=== TEXTO FORNECIDO ===
O Supremo Tribunal Federal (STF) vai julgar, na próxima quarta-feira, 1º de outubro, a possibilidade de reconhecimento do vínculo empregatício entre motoristas e entregadores de aplicativos e as plataformas digitais — fenômeno conhecido como “uberização”.
A decisão terá impacto direto em aproximadamente 10 mil processos que estão suspensos em todo o país aguardando a definição da Corte.
Serão analisados dois recursos, relatados pelos ministros Edson Fachin e Alexandre de Moraes, apresentados pelas empresas Uber e Rappi.
Argumentos das empresas
- A Rappi alega que decisões da Justiça do Trabalho que reconheceram vínculo empregatício com entregadores contrariam entendimentos já firmados pelo STF, que não viam relação formal de emprego nesses casos.
- Já a Uber defende que é uma empresa de tecnologia, e não de transporte, e que a criação de vínculo empregatício alteraria a essência do seu modelo de negócio, além de ferir o princípio constitucional da livre iniciativa.
Durante a sessão, também serão ouvidas entidades que defendem o reconhecimento do vínculo de trabalho para motoristas e entregadores.
Esse será o primeiro julgamento a ocorrer no plenário sob a presidência do ministro Edson Fachin, que assume o cargo em 29 de setembro, sucedendo Luís Roberto Barroso.
=== LINHAS FORNECIDAS ===
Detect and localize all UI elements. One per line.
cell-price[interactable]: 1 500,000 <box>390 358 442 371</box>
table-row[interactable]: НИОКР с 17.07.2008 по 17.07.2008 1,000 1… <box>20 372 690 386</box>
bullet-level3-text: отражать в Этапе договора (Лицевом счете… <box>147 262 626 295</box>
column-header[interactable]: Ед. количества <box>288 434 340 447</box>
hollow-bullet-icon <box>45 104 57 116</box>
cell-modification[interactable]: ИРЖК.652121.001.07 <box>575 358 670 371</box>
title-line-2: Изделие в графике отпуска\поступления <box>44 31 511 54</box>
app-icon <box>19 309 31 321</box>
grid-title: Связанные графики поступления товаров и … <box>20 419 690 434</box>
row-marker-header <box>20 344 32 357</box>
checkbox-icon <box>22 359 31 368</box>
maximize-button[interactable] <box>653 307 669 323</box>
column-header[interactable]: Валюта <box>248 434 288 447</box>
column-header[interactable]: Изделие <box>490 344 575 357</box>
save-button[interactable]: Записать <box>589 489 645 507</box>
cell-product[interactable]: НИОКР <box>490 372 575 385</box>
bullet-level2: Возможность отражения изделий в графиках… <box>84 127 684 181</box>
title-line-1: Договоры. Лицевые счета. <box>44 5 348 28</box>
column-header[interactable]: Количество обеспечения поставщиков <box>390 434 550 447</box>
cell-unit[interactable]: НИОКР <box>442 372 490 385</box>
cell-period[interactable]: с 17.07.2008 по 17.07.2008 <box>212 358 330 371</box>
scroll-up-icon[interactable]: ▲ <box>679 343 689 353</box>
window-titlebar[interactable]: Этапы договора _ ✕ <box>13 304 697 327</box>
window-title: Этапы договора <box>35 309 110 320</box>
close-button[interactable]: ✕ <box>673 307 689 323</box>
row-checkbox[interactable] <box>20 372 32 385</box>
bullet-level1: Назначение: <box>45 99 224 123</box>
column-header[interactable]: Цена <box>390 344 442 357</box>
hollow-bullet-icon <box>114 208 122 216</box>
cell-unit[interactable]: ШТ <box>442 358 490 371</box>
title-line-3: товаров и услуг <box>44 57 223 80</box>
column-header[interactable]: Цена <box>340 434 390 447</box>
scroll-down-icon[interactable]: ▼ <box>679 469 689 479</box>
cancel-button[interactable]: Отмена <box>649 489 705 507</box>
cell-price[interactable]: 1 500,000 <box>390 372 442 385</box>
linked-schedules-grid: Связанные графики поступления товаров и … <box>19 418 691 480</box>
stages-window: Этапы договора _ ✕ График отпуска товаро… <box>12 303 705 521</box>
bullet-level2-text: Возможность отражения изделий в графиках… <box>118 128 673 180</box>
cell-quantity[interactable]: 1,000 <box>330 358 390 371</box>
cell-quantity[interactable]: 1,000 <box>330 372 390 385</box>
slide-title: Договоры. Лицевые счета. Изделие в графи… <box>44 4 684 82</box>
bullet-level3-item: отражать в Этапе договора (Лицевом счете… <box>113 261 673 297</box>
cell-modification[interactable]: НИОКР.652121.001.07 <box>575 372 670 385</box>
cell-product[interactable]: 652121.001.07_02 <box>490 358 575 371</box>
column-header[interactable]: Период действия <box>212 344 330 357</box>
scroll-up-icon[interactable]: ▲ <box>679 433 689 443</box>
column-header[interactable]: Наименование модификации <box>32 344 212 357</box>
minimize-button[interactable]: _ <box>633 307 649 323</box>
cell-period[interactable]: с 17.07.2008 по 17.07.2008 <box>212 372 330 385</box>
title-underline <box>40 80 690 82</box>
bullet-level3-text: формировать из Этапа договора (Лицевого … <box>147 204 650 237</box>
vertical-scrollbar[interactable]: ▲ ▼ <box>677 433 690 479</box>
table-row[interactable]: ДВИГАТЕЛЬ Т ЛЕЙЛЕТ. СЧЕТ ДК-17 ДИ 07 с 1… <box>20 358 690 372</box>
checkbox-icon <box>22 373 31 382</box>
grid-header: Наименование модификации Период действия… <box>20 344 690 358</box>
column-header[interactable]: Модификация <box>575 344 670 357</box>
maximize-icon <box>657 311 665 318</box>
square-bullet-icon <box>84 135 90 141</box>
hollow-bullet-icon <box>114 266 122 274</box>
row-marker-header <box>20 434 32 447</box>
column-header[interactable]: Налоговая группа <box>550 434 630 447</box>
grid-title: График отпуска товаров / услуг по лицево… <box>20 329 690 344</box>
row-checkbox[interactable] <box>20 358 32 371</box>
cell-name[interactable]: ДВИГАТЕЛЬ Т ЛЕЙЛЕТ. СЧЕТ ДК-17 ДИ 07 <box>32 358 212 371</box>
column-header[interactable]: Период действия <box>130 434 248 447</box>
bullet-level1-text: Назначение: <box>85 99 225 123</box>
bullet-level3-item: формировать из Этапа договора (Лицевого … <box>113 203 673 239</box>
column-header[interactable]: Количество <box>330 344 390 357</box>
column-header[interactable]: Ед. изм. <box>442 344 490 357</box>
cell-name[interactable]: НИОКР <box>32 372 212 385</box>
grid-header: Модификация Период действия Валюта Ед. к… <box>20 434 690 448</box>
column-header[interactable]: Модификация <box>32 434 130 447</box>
===
TAREFA: Reproduza integralmente, sem nenhuma alteração, o texto sobre o julgamento da uberização no STF. As linhas apresentadas não têm nenhuma função neste trabalho.

RESULTADO:
O Supremo Tribunal Federal (STF) vai julgar, na próxima quarta-feira, 1º de outubro, a possibilidade de reconhecimento do vínculo empregatício entre motoristas e entregadores de aplicativos e as plataformas digitais — fenômeno conhecido como “uberização”.
A decisão terá impacto direto em aproximadamente 10 mil processos que estão suspensos em todo o país aguardando a definição da Corte.
Serão analisados dois recursos, relatados pelos ministros Edson Fachin e Alexandre de Moraes, apresentados pelas empresas Uber e Rappi.
Argumentos das empresas
- A Rappi alega que decisões da Justiça do Trabalho que reconheceram vínculo empregatício com entregadores contrariam entendimentos já firmados pelo STF, que não viam relação formal de emprego nesses casos.
- Já a Uber defende que é uma empresa de tecnologia, e não de transporte, e que a criação de vínculo empregatício alteraria a essência do seu modelo de negócio, além de ferir o princípio constitucional da livre iniciativa.
Durante a sessão, também serão ouvidas entidades que defendem o reconhecimento do vínculo de trabalho para motoristas e entregadores.
Esse será o primeiro julgamento a ocorrer no plenário sob a presidência do ministro Edson Fachin, que assume o cargo em 29 de setembro, sucedendo Luís Roberto Barroso.